◆ DATA PROVIDED:
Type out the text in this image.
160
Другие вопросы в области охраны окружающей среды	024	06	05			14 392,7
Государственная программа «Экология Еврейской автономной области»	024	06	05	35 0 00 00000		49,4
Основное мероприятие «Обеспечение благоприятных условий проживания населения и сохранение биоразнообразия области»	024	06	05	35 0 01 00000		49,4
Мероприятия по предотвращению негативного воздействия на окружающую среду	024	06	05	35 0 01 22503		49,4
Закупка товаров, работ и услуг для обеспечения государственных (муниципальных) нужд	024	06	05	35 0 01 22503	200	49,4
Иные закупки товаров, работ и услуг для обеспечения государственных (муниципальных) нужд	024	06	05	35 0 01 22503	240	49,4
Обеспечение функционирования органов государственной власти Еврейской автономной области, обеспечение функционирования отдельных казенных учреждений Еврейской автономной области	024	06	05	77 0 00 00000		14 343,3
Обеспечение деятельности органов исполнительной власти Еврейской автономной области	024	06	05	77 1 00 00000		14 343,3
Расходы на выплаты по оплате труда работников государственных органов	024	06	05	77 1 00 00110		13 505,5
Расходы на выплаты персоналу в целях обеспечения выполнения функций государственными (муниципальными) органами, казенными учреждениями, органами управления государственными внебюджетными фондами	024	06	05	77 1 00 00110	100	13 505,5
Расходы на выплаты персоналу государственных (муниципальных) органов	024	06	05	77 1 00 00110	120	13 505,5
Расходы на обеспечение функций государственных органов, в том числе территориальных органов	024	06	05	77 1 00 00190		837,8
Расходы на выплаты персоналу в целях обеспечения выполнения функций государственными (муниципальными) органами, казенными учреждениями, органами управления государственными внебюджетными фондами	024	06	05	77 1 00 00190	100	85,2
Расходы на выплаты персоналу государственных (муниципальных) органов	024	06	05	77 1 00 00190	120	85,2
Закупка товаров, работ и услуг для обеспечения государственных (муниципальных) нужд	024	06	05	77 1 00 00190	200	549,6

◆ GIVEN TASK: Search the listing above for the string "области". Copy every line that contains it.

◆ THE ANSWER:
Другие вопросы в области охраны окружающей среды	024	06	05			14 392,7
Государственная программа «Экология Еврейской автономной области»	024	06	05	35 0 00 00000		49,4
Основное мероприятие «Обеспечение благоприятных условий проживания населения и сохранение биоразнообразия области»	024	06	05	35 0 01 00000		49,4
Обеспечение функционирования органов государственной власти Еврейской автономной области, обеспечение функционирования отдельных казенных учреждений Еврейской автономной области	024	06	05	77 0 00 00000		14 343,3
Обеспечение деятельности органов исполнительной власти Еврейской автономной области	024	06	05	77 1 00 00000		14 343,3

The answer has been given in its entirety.